What you have to do - From the records below, extract all the text exactly and leave the images behind.
=== Exercise materials ===
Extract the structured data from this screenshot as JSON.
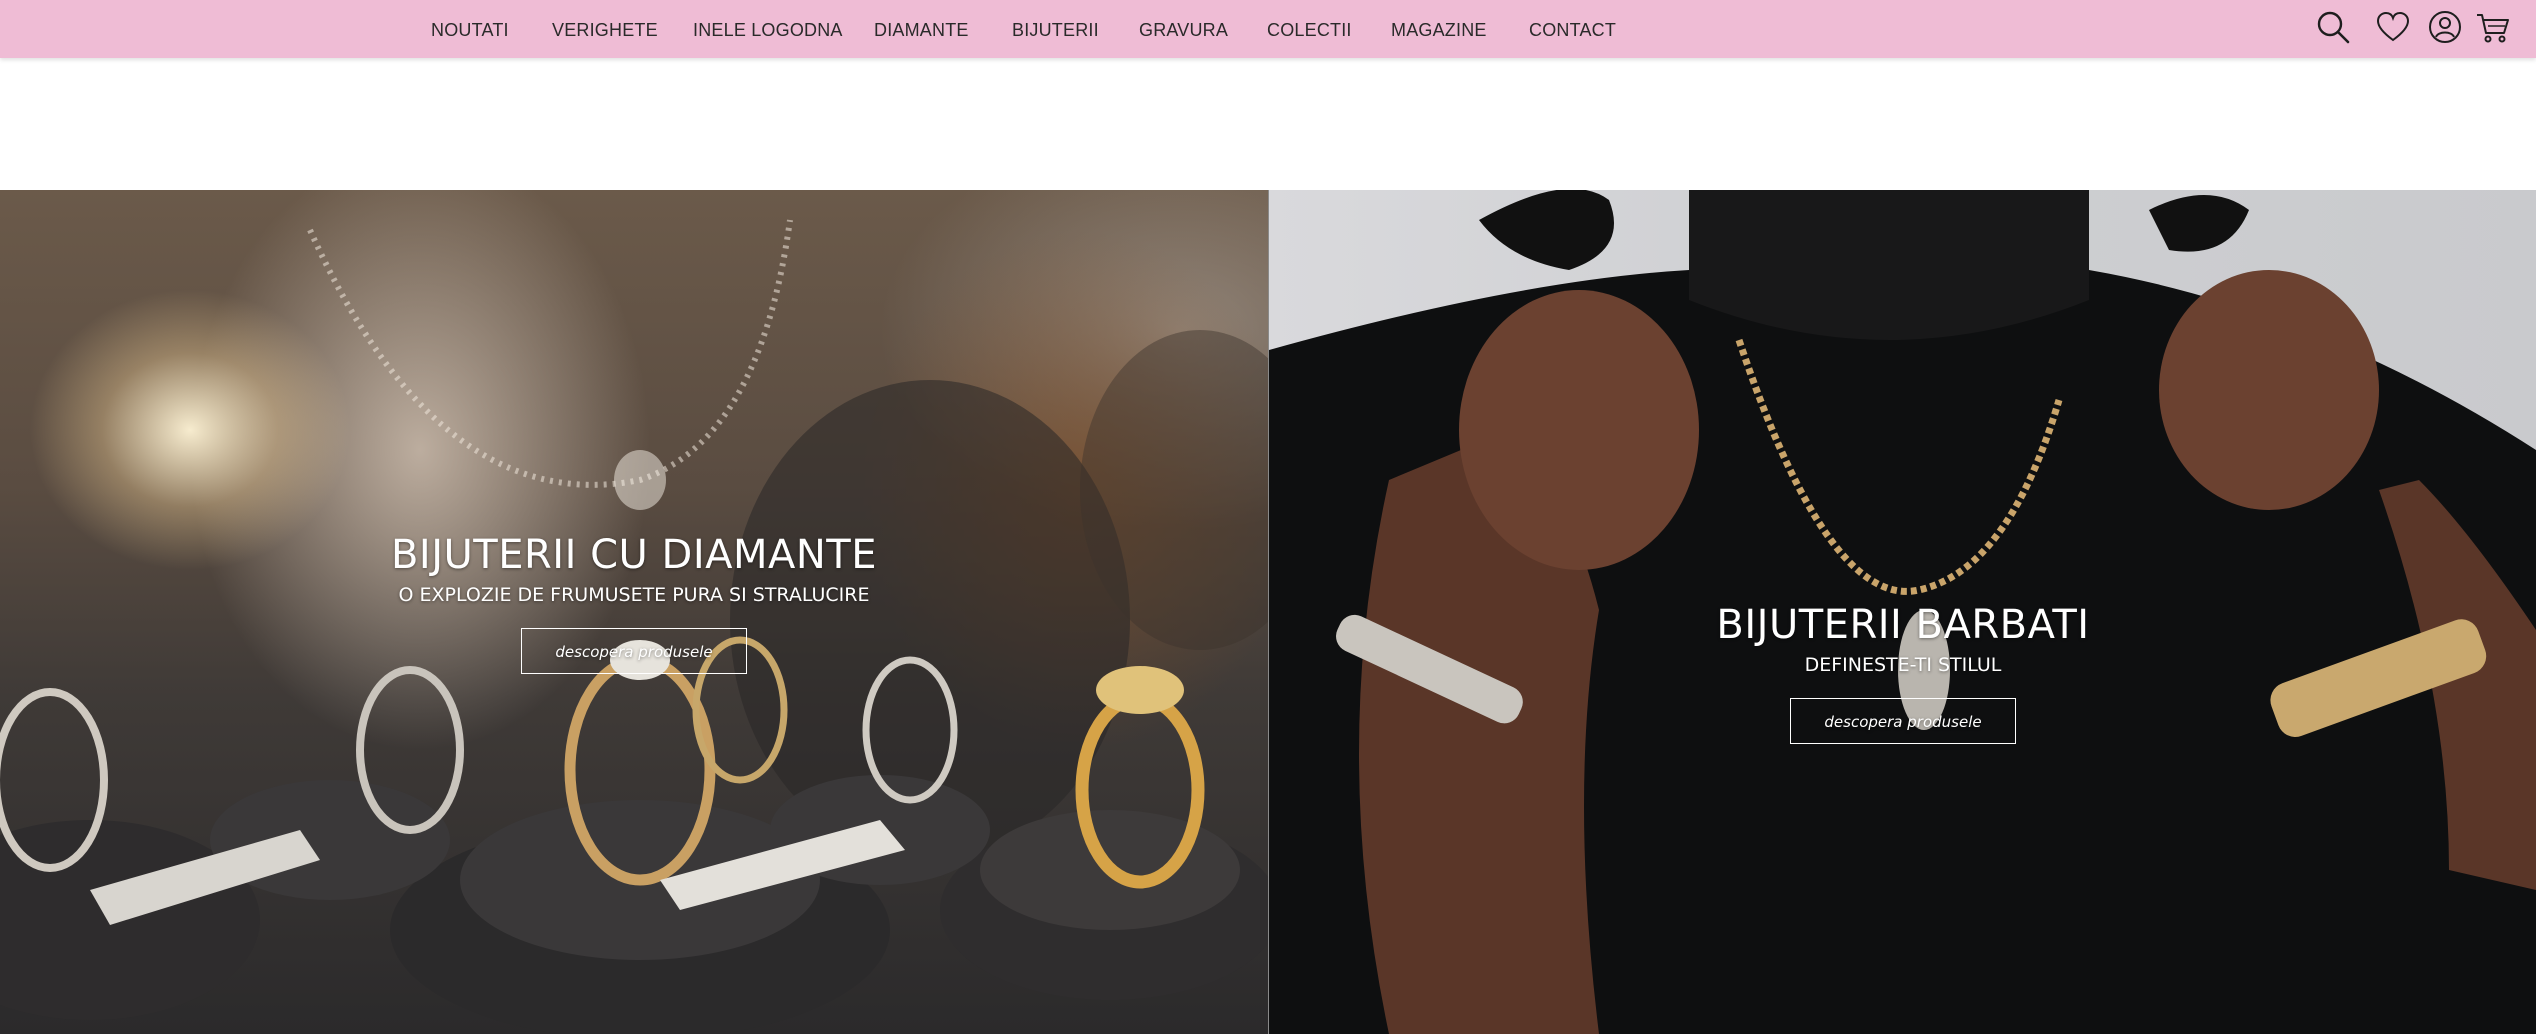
{
  "nav": {
    "items": [
      {
        "label": "NOUTATI"
      },
      {
        "label": "VERIGHETE"
      },
      {
        "label": "INELE LOGODNA"
      },
      {
        "label": "DIAMANTE"
      },
      {
        "label": "BIJUTERII"
      },
      {
        "label": "GRAVURA"
      },
      {
        "label": "COLECTII"
      },
      {
        "label": "MAGAZINE"
      },
      {
        "label": "CONTACT"
      }
    ]
  },
  "icons": [
    "search-icon",
    "heart-icon",
    "user-icon",
    "cart-icon"
  ],
  "colors": {
    "topbar": "#efbcd5",
    "text": "#2a2a2a",
    "overlay_text": "#ffffff"
  },
  "banners": {
    "left": {
      "title": "BIJUTERII CU DIAMANTE",
      "subtitle": "O EXPLOZIE DE FRUMUSETE PURA SI STRALUCIRE",
      "button": "descopera produsele"
    },
    "right": {
      "title": "BIJUTERII BARBATI",
      "subtitle": "DEFINESTE-TI STILUL",
      "button": "descopera produsele"
    }
  }
}
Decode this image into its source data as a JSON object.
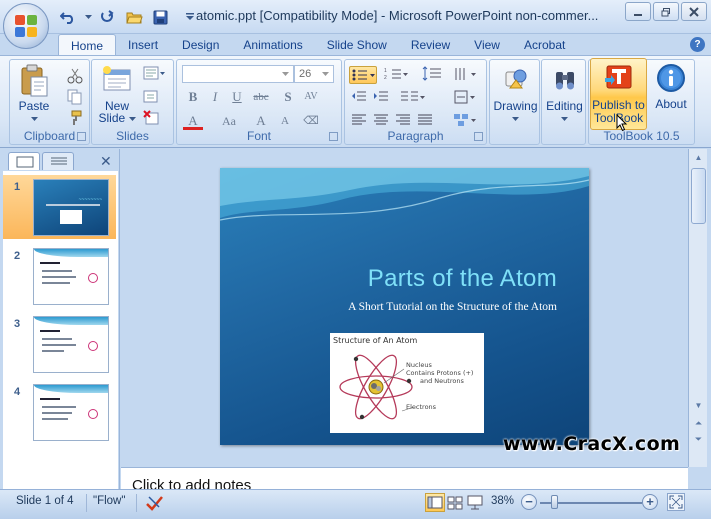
===
Exercise output -
Extract the structured data from this screenshot as JSON.
{
  "nav": {
    "items": [
      {
        "label": "NOUTATI"
      },
      {
        "label": "VERIGHETE"
      },
      {
        "label": "INELE LOGODNA"
      },
      {
        "label": "DIAMANTE"
      },
      {
        "label": "BIJUTERII"
      },
      {
        "label": "GRAVURA"
      },
      {
        "label": "COLECTII"
      },
      {
        "label": "MAGAZINE"
      },
      {
        "label": "CONTACT"
      }
    ]
  },
  "icons": [
    "search-icon",
    "heart-icon",
    "user-icon",
    "cart-icon"
  ],
  "colors": {
    "topbar": "#efbcd5",
    "text": "#2a2a2a",
    "overlay_text": "#ffffff"
  },
  "banners": {
    "left": {
      "title": "BIJUTERII CU DIAMANTE",
      "subtitle": "O EXPLOZIE DE FRUMUSETE PURA SI STRALUCIRE",
      "button": "descopera produsele"
    },
    "right": {
      "title": "BIJUTERII BARBATI",
      "subtitle": "DEFINESTE-TI STILUL",
      "button": "descopera produsele"
    }
  }
}
Decode this image into its source data as a JSON object.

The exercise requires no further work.